The exercise -> Starting at the line that holds "What text is on this page?", quote every line through the end of the records, both boundary lines included. Omit the pictures.

Data supplied ->

──────

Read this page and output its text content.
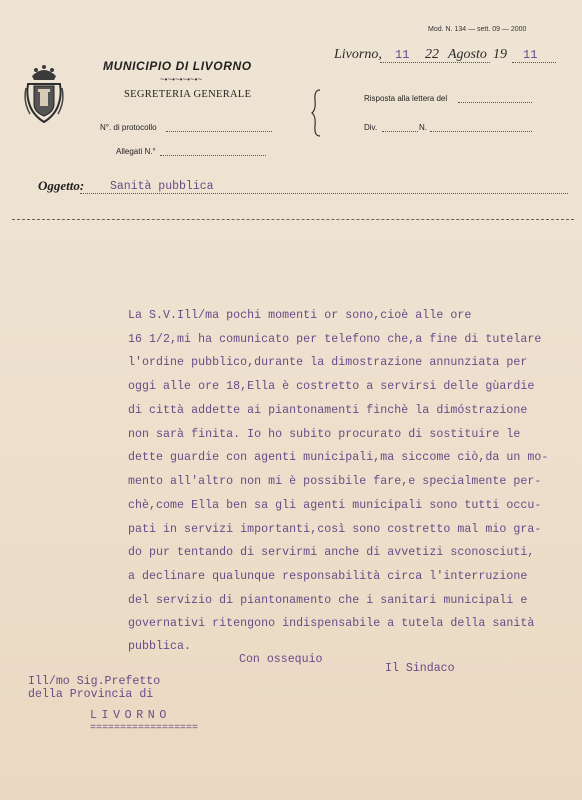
Mod. N. 134 — sett. 09 — 2000
MUNICIPIO DI LIVORNO
~•~•~•~•~•~
SEGRETERIA GENERALE
N°. di protocollo
Allegati N.°
Livorno, 11 22 Agosto 19 11
Risposta alla lettera del
Div.	N.
Oggetto: Sanità pubblica
La S.V.Ill/ma pochi momenti or sono,cioè alle ore
16 1/2,mi ha comunicato per telefono che,a fine di tutelare
l'ordine pubblico,durante la dimostrazione annunziata per
oggi alle ore 18,Ella è costretto a servirsi delle gùardie
di città addette ai piantonamenti finchè la dimóstrazione
non sarà finita. Io ho subito procurato di sostituire le
dette guardie con agenti municipali,ma siccome ciò,da un mo-
mento all'altro non mi è possibile fare,e specialmente per-
chè,come Ella ben sa gli agenti municipali sono tutti occu-
pati in servizi importanti,così sono costretto mal mio gra-
do pur tentando di servirmi anche di avvetizi sconosciuti,
a declinare qualunque responsabilità circa l'interruzione
del servizio di piantonamento che i sanitari municipali e
governativi ritengono indispensabile a tutela della sanità
pubblica.
Con ossequio
Il Sindaco
Ill/mo Sig.Prefetto
della Provincia di
LIVORNO
==================
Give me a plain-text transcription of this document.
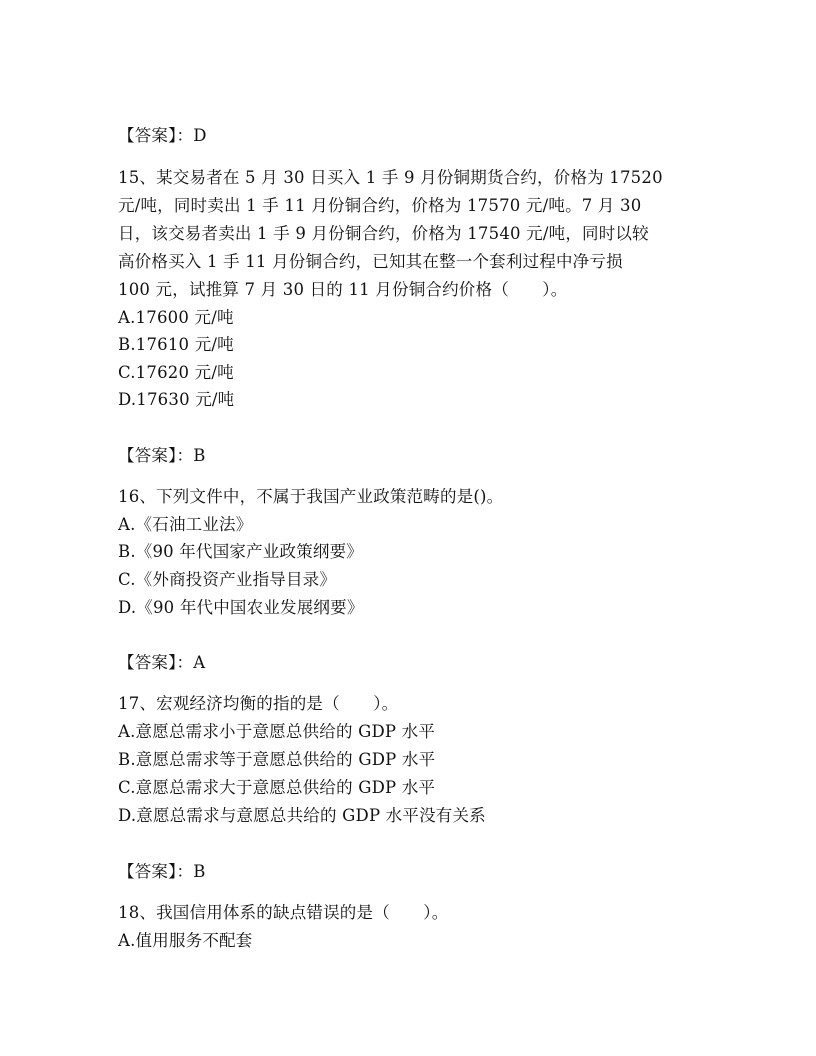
【答案】：D
15、某交易者在 5 月 30 日买入 1 手 9 月份铜期货合约，价格为 17520
元/吨，同时卖出 1 手 11 月份铜合约，价格为 17570 元/吨。7 月 30
日，该交易者卖出 1 手 9 月份铜合约，价格为 17540 元/吨，同时以较
高价格买入 1 手 11 月份铜合约，已知其在整一个套利过程中净亏损
100 元，试推算 7 月 30 日的 11 月份铜合约价格（　　）。
A.17600 元/吨
B.17610 元/吨
C.17620 元/吨
D.17630 元/吨
【答案】：B
16、下列文件中，不属于我国产业政策范畴的是()。
A.《石油工业法》
B.《90 年代国家产业政策纲要》
C.《外商投资产业指导目录》
D.《90 年代中国农业发展纲要》
【答案】：A
17、宏观经济均衡的指的是（　　）。
A.意愿总需求小于意愿总供给的 GDP 水平
B.意愿总需求等于意愿总供给的 GDP 水平
C.意愿总需求大于意愿总供给的 GDP 水平
D.意愿总需求与意愿总共给的 GDP 水平没有关系
【答案】：B
18、我国信用体系的缺点错误的是（　　）。
A.值用服务不配套
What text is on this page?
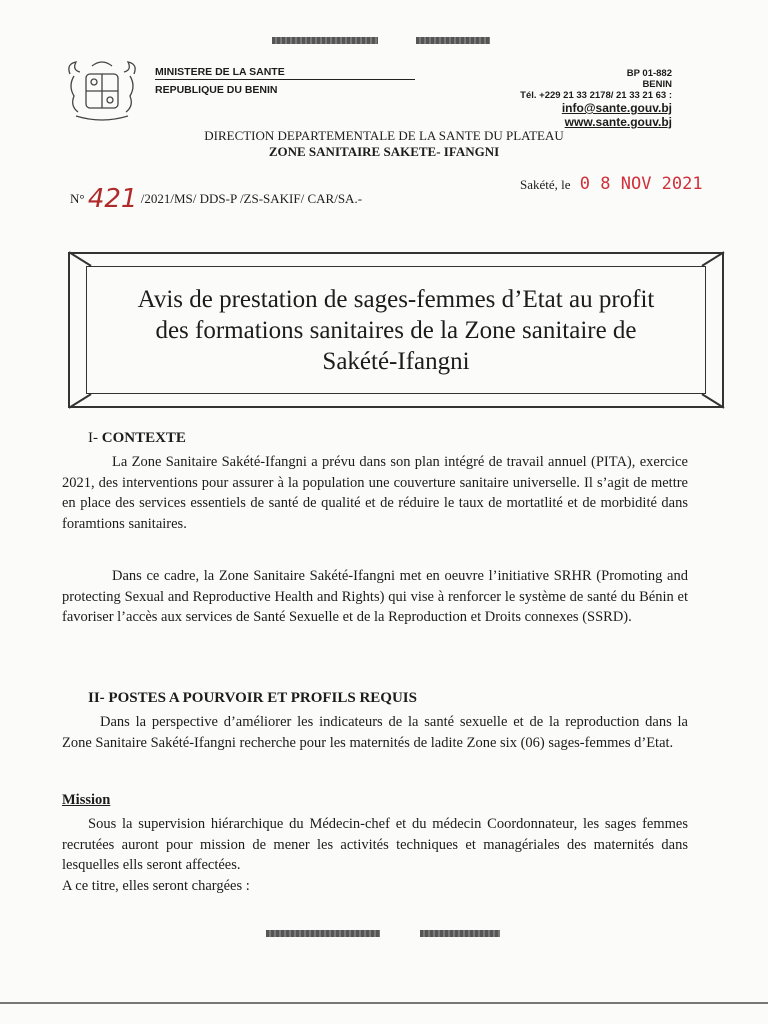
MINISTERE DE LA SANTE
REPUBLIQUE DU BENIN
BP 01-882
BENIN
Tél. +229 21 33 2178/ 21 33 21 63 :
info@sante.gouv.bj
www.sante.gouv.bj
DIRECTION DEPARTEMENTALE DE LA SANTE DU PLATEAU
ZONE SANITAIRE SAKETE- IFANGNI
N° 421 /2021/MS/ DDS-P /ZS-SAKIF/ CAR/SA.-
Sakété, le 0 8 NOV 2021
Avis de prestation de sages-femmes d’Etat au profit
des formations sanitaires de la Zone sanitaire de
Sakété-Ifangni
I- CONTEXTE
La Zone Sanitaire Sakété-Ifangni a prévu dans son plan intégré de travail annuel (PITA), exercice 2021, des interventions pour assurer à la population une couverture sanitaire universelle. Il s’agit de mettre en place des services essentiels de santé de qualité et de réduire le taux de mortatlité et de morbidité dans foramtions sanitaires.
Dans ce cadre, la Zone Sanitaire Sakété-Ifangni met en oeuvre l’initiative SRHR (Promoting and protecting Sexual and Reproductive Health and Rights) qui vise à renforcer le système de santé du Bénin et favoriser l’accès aux services de Santé Sexuelle et de la Reproduction et Droits connexes (SSRD).
II- POSTES A POURVOIR ET PROFILS REQUIS
Dans la perspective d’améliorer les indicateurs de la santé sexuelle et de la reproduction dans la Zone Sanitaire Sakété-Ifangni recherche pour les maternités de ladite Zone six (06) sages-femmes d’Etat.
Mission
Sous la supervision hiérarchique du Médecin-chef et du médecin Coordonnateur, les sages femmes recrutées auront pour mission de mener les activités techniques et managériales des maternités dans lesquelles ells seront affectées.
A ce titre, elles seront chargées :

──────

Task result ->
What text is on this page?
MINISTERE DE LA SANTE
REPUBLIQUE DU BENIN
BP 01-882
BENIN
Tél. +229 21 33 2178/ 21 33 21 63 :
info@sante.gouv.bj
www.sante.gouv.bj
DIRECTION DEPARTEMENTALE DE LA SANTE DU PLATEAU
ZONE SANITAIRE SAKETE- IFANGNI
N° 421 /2021/MS/ DDS-P /ZS-SAKIF/ CAR/SA.-
Sakété, le 0 8 NOV 2021
Avis de prestation de sages-femmes d’Etat au profit
des formations sanitaires de la Zone sanitaire de
Sakété-Ifangni
I- CONTEXTE
La Zone Sanitaire Sakété-Ifangni a prévu dans son plan intégré de travail annuel (PITA), exercice 2021, des interventions pour assurer à la population une couverture sanitaire universelle. Il s’agit de mettre en place des services essentiels de santé de qualité et de réduire le taux de mortatlité et de morbidité dans foramtions sanitaires.
Dans ce cadre, la Zone Sanitaire Sakété-Ifangni met en oeuvre l’initiative SRHR (Promoting and protecting Sexual and Reproductive Health and Rights) qui vise à renforcer le système de santé du Bénin et favoriser l’accès aux services de Santé Sexuelle et de la Reproduction et Droits connexes (SSRD).
II- POSTES A POURVOIR ET PROFILS REQUIS
Dans la perspective d’améliorer les indicateurs de la santé sexuelle et de la reproduction dans la Zone Sanitaire Sakété-Ifangni recherche pour les maternités de ladite Zone six (06) sages-femmes d’Etat.
Mission
Sous la supervision hiérarchique du Médecin-chef et du médecin Coordonnateur, les sages femmes recrutées auront pour mission de mener les activités techniques et managériales des maternités dans lesquelles ells seront affectées.
A ce titre, elles seront chargées :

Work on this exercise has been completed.